| WHAT THE EXERCISE ASKS |
Leave the pictures out, and retype all of the material exactly as written.

| LISTED RECORDS |

◇ ◇ ◇ ◇ ◇

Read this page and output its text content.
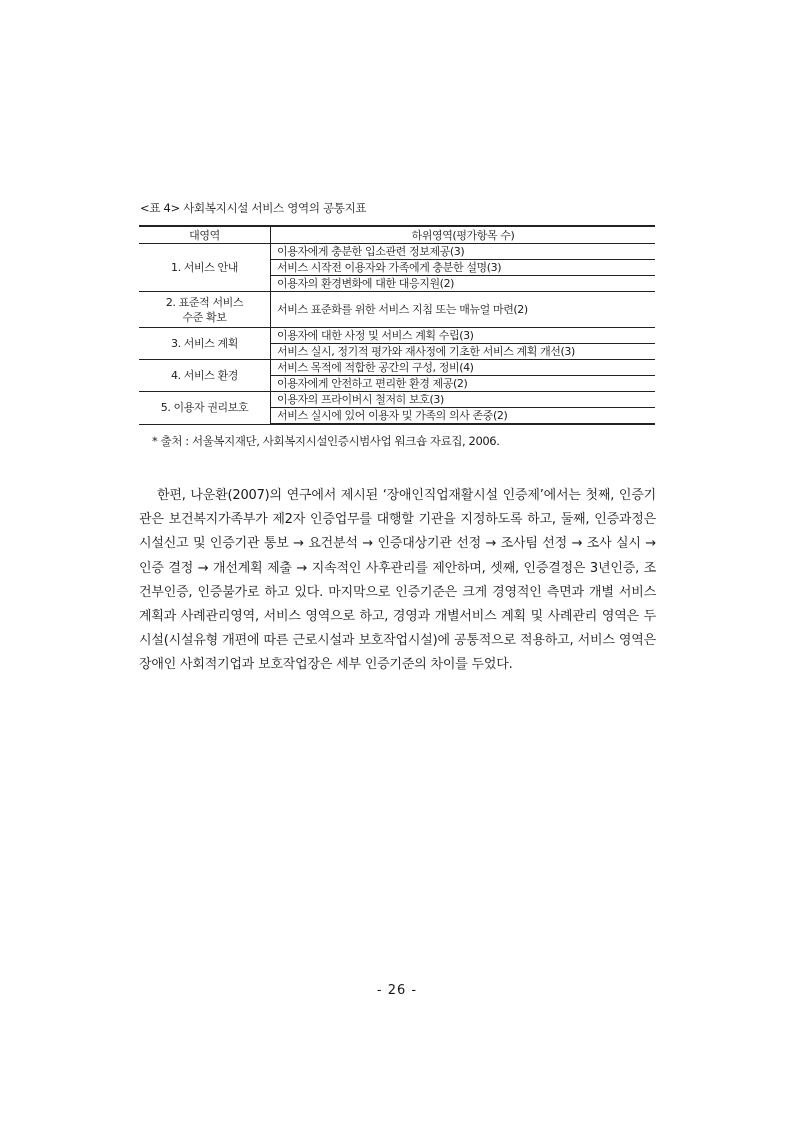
<표 4> 사회복지시설 서비스 영역의 공통지표
대영역	하위영역(평가항목 수)
1. 서비스 안내	이용자에게 충분한 입소관련 정보제공(3)
	서비스 시작전 이용자와 가족에게 충분한 설명(3)
	이용자의 환경변화에 대한 대응지원(2)

2. 표준적 서비스
수준 확보	서비스 표준화를 위한 서비스 지침 또는 매뉴얼 마련(2)
3. 서비스 계획	이용자에 대한 사정 및 서비스 계획 수립(3)
	서비스 실시, 정기적 평가와 재사정에 기초한 서비스 계획 개선(3)
4. 서비스 환경	서비스 목적에 적합한 공간의 구성, 정비(4)
	이용자에게 안전하고 편리한 환경 제공(2)
5. 이용자 권리보호	이용자의 프라이버시 철저히 보호(3)
	서비스 실시에 있어 이용자 및 가족의 의사 존중(2)
* 출처 : 서울복지재단, 사회복지시설인증시범사업 워크숍 자료집, 2006.

한편, 나운환(2007)의 연구에서 제시된 ‘장애인직업재활시설 인증제’에서는 첫째, 인증기관은 보건복지가족부가 제2자 인증업무를 대행할 기관을 지정하도록 하고, 둘째, 인증과정은 시설신고 및 인증기관 통보 → 요건분석 → 인증대상기관 선정 → 조사팀 선정 → 조사 실시 → 인증 결정 → 개선계획 제출 → 지속적인 사후관리를 제안하며, 셋째, 인증결정은 3년인증, 조건부인증, 인증불가로 하고 있다. 마지막으로 인증기준은 크게 경영적인 측면과 개별 서비스 계획과 사례관리영역, 서비스 영역으로 하고, 경영과 개별서비스 계획 및 사례관리 영역은 두 시설(시설유형 개편에 따른 근로시설과 보호작업시설)에 공통적으로 적용하고, 서비스 영역은 장애인 사회적기업과 보호작업장은 세부 인증기준의 차이를 두었다.

- 26 -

◇ ◇ ◇ ◇ ◇

| SOLUTION FOR THIS EXERCISE |
Read this page and output its text content.
<표 4> 사회복지시설 서비스 영역의 공통지표
대영역	하위영역(평가항목 수)
1. 서비스 안내	이용자에게 충분한 입소관련 정보제공(3)
	서비스 시작전 이용자와 가족에게 충분한 설명(3)
	이용자의 환경변화에 대한 대응지원(2)

2. 표준적 서비스
수준 확보	서비스 표준화를 위한 서비스 지침 또는 매뉴얼 마련(2)
3. 서비스 계획	이용자에 대한 사정 및 서비스 계획 수립(3)
	서비스 실시, 정기적 평가와 재사정에 기초한 서비스 계획 개선(3)
4. 서비스 환경	서비스 목적에 적합한 공간의 구성, 정비(4)
	이용자에게 안전하고 편리한 환경 제공(2)
5. 이용자 권리보호	이용자의 프라이버시 철저히 보호(3)
	서비스 실시에 있어 이용자 및 가족의 의사 존중(2)
* 출처 : 서울복지재단, 사회복지시설인증시범사업 워크숍 자료집, 2006.

한편, 나운환(2007)의 연구에서 제시된 ‘장애인직업재활시설 인증제’에서는 첫째, 인증기관은 보건복지가족부가 제2자 인증업무를 대행할 기관을 지정하도록 하고, 둘째, 인증과정은 시설신고 및 인증기관 통보 → 요건분석 → 인증대상기관 선정 → 조사팀 선정 → 조사 실시 → 인증 결정 → 개선계획 제출 → 지속적인 사후관리를 제안하며, 셋째, 인증결정은 3년인증, 조건부인증, 인증불가로 하고 있다. 마지막으로 인증기준은 크게 경영적인 측면과 개별 서비스 계획과 사례관리영역, 서비스 영역으로 하고, 경영과 개별서비스 계획 및 사례관리 영역은 두 시설(시설유형 개편에 따른 근로시설과 보호작업시설)에 공통적으로 적용하고, 서비스 영역은 장애인 사회적기업과 보호작업장은 세부 인증기준의 차이를 두었다.

- 26 -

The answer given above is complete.